#### [Problem statement]
Find each line containing the word "distribution" and report how many there are. Add nothing else.
**** Listing
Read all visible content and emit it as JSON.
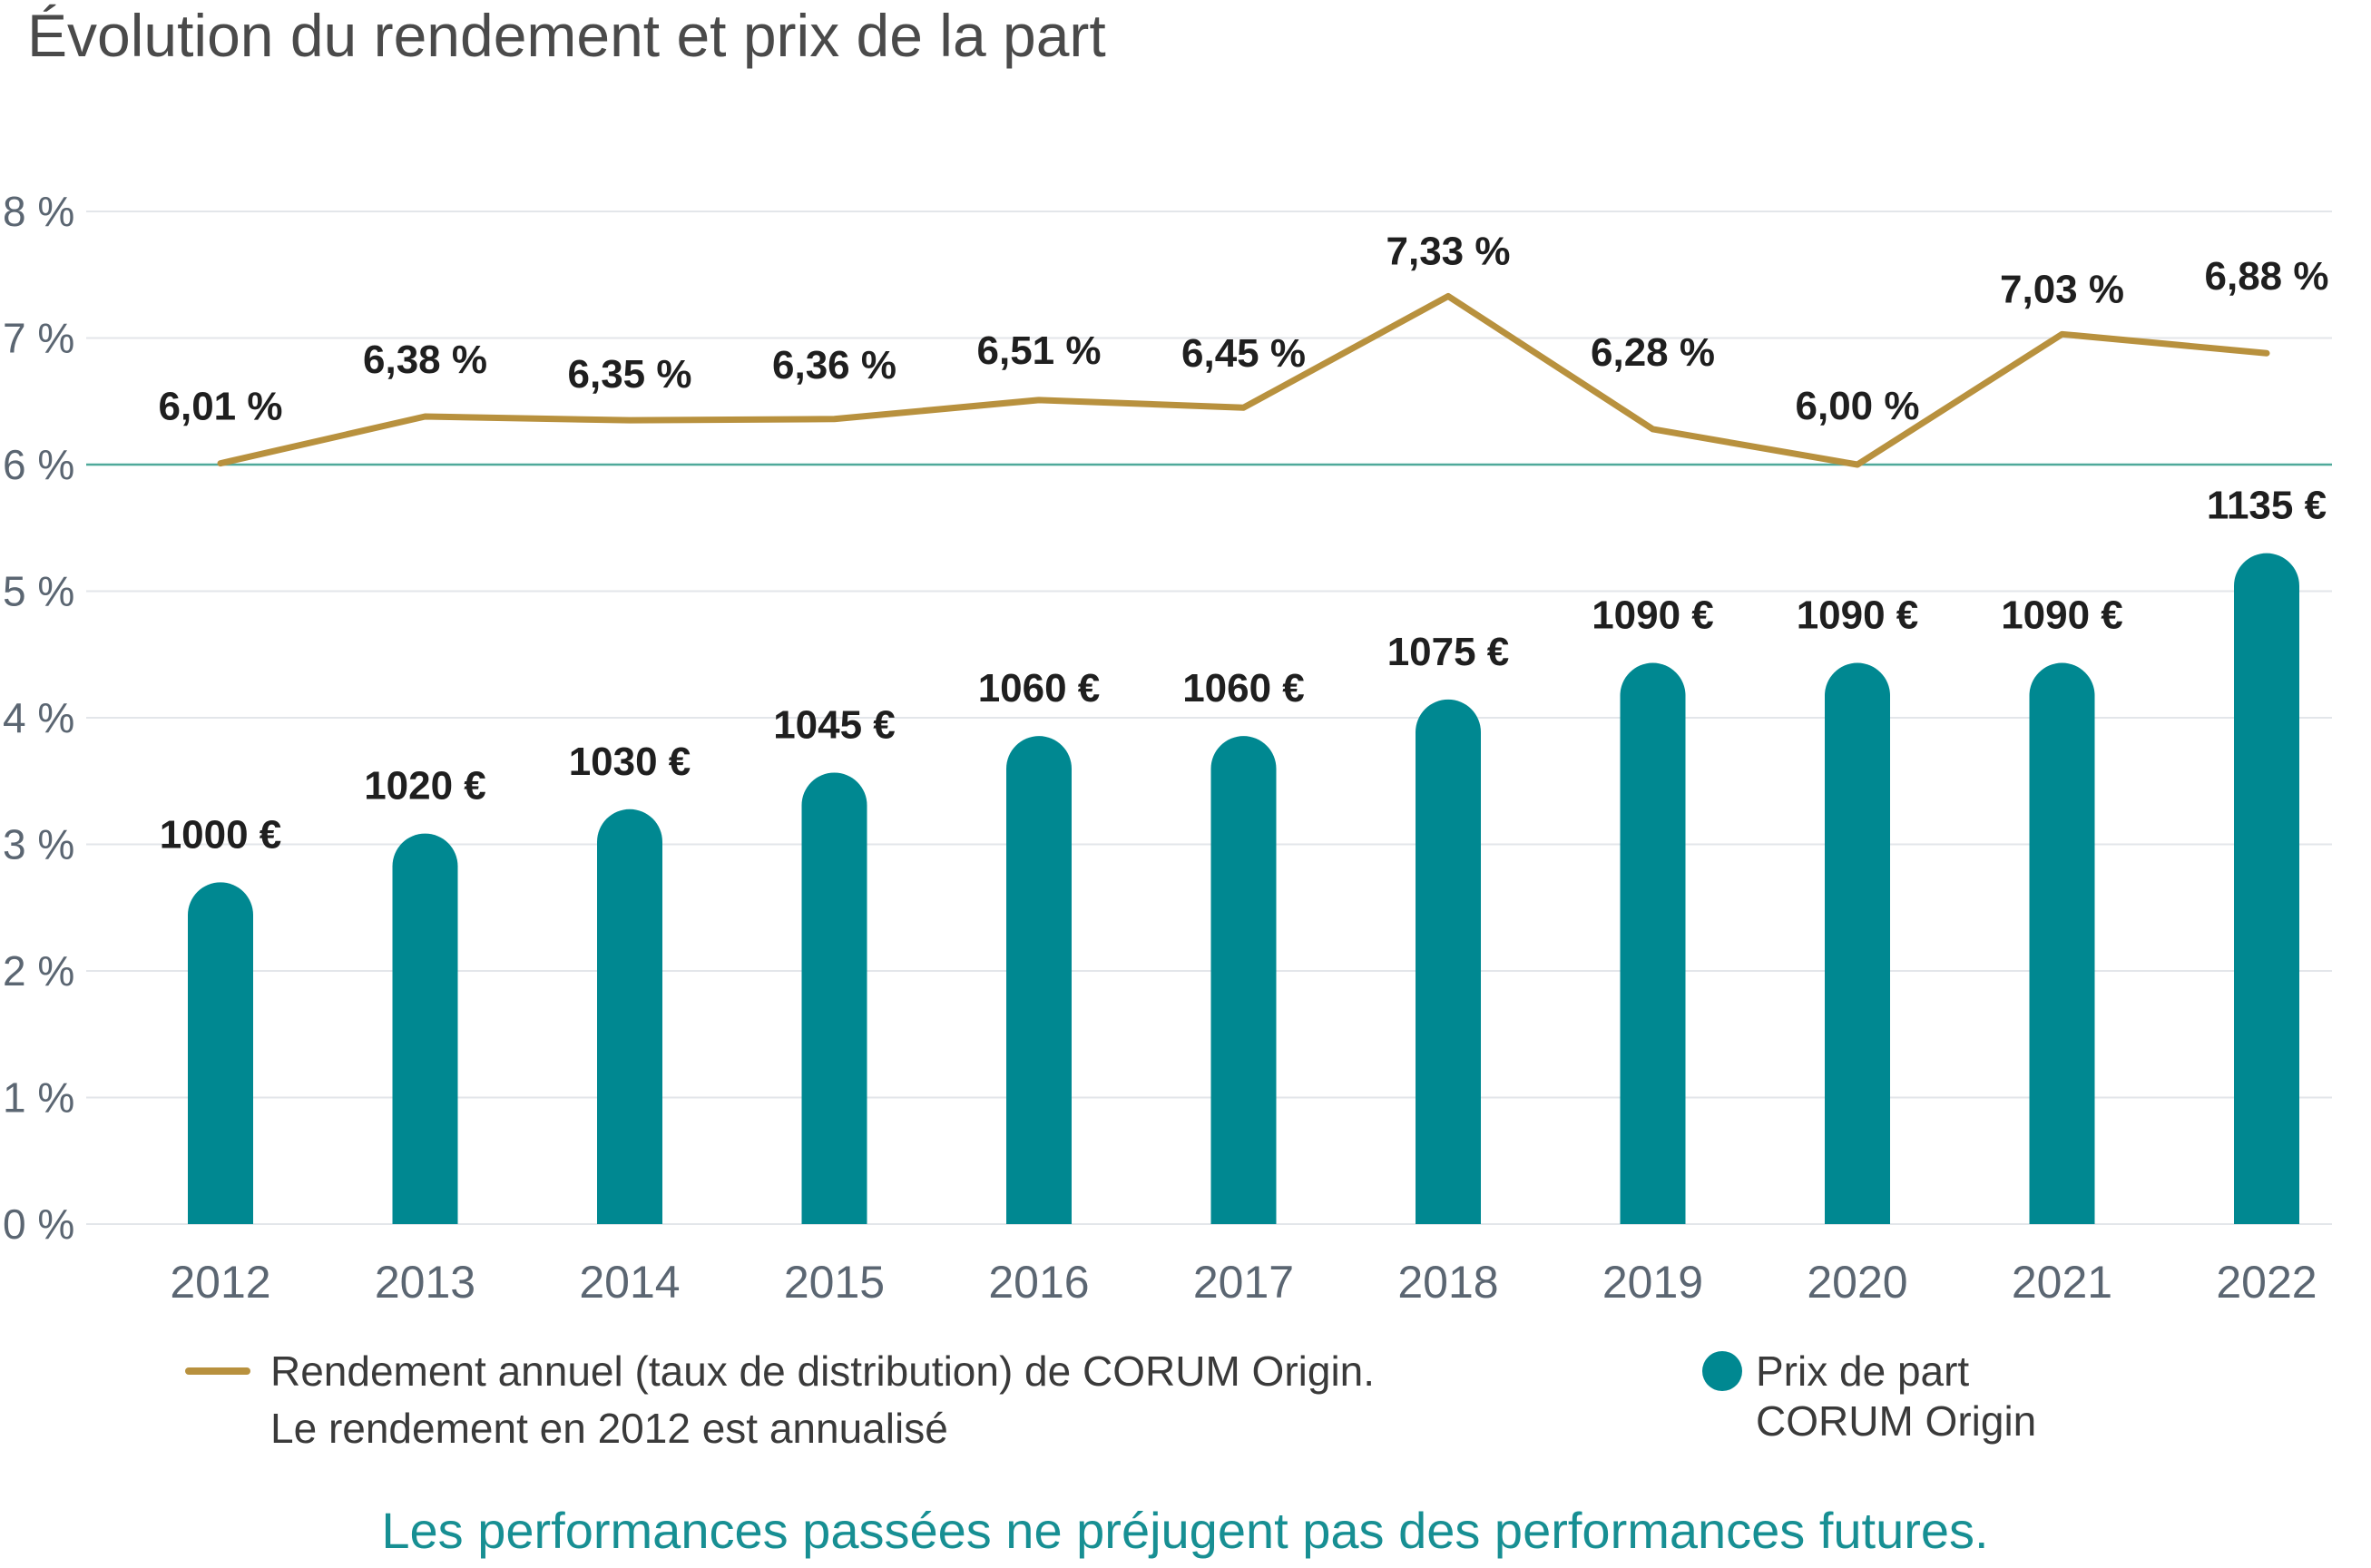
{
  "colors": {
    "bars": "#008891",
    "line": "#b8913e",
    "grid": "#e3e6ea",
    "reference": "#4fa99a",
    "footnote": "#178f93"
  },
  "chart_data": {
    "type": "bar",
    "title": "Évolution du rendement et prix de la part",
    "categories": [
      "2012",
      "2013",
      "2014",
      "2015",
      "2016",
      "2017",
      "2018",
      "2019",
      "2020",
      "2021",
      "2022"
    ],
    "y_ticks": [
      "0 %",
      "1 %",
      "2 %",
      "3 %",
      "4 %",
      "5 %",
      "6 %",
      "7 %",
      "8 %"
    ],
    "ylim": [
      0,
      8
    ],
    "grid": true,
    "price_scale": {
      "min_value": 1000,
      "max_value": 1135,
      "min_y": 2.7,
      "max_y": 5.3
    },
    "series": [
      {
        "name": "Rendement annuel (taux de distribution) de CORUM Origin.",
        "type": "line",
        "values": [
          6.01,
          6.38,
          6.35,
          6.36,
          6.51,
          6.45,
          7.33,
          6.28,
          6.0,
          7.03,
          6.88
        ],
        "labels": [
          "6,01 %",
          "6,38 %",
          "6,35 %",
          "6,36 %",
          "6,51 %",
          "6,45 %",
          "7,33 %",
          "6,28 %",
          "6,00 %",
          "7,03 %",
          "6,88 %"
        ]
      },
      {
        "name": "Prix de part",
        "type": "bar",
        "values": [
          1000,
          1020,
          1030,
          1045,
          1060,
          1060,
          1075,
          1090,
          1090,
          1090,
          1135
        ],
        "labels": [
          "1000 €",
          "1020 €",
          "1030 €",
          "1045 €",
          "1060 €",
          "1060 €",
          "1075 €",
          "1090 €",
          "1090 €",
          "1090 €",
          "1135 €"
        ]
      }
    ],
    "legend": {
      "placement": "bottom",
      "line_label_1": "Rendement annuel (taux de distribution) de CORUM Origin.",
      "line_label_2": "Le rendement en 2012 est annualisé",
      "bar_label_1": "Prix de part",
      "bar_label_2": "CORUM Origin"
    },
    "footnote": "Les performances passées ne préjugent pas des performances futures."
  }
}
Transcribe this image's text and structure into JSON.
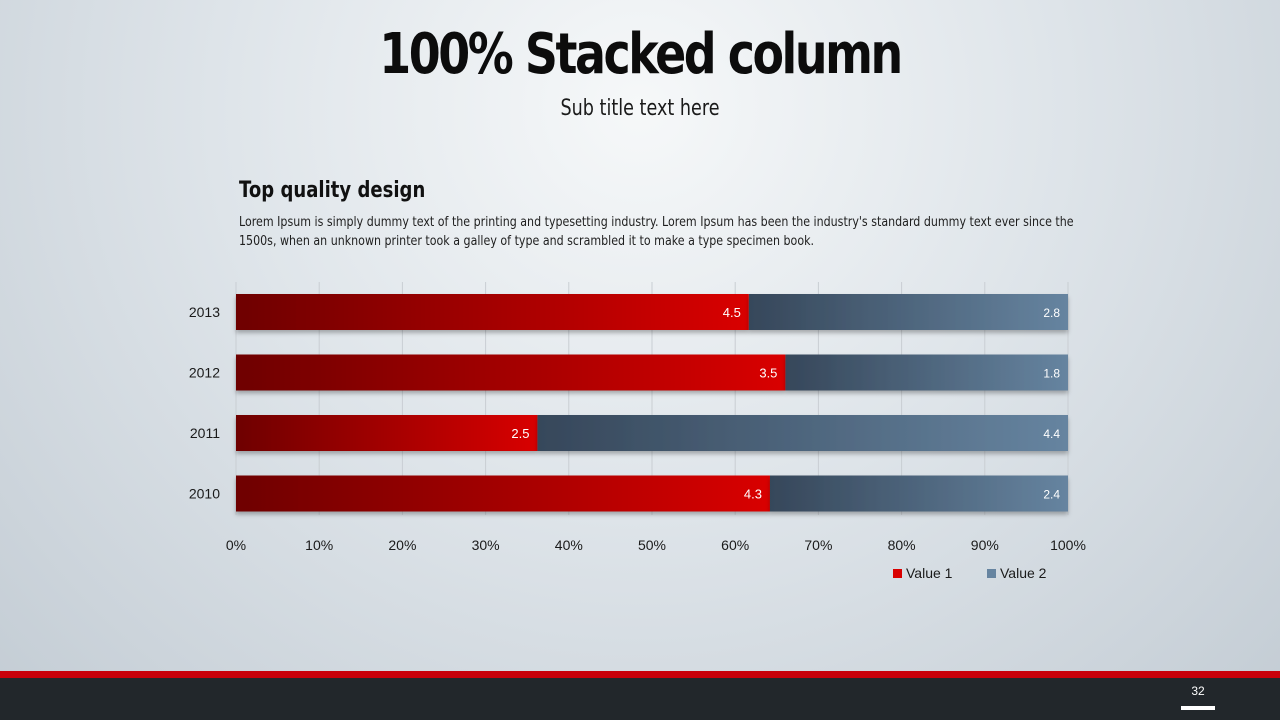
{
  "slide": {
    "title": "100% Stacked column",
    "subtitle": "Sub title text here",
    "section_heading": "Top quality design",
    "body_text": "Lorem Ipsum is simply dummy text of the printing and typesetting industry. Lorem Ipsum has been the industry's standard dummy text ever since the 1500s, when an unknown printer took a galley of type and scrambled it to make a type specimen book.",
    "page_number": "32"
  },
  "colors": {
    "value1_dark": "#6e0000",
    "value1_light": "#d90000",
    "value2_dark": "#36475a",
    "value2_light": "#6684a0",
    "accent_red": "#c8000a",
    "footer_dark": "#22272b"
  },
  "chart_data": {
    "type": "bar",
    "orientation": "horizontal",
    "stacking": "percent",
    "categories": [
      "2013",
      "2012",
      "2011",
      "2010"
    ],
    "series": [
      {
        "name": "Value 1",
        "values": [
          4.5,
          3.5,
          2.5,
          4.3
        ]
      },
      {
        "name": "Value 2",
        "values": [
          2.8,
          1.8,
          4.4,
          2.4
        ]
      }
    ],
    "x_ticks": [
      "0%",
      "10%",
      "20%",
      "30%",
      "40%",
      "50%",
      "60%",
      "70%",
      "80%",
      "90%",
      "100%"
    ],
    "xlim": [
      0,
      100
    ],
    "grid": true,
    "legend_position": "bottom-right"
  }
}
********
#### [Solution to the exercise]
2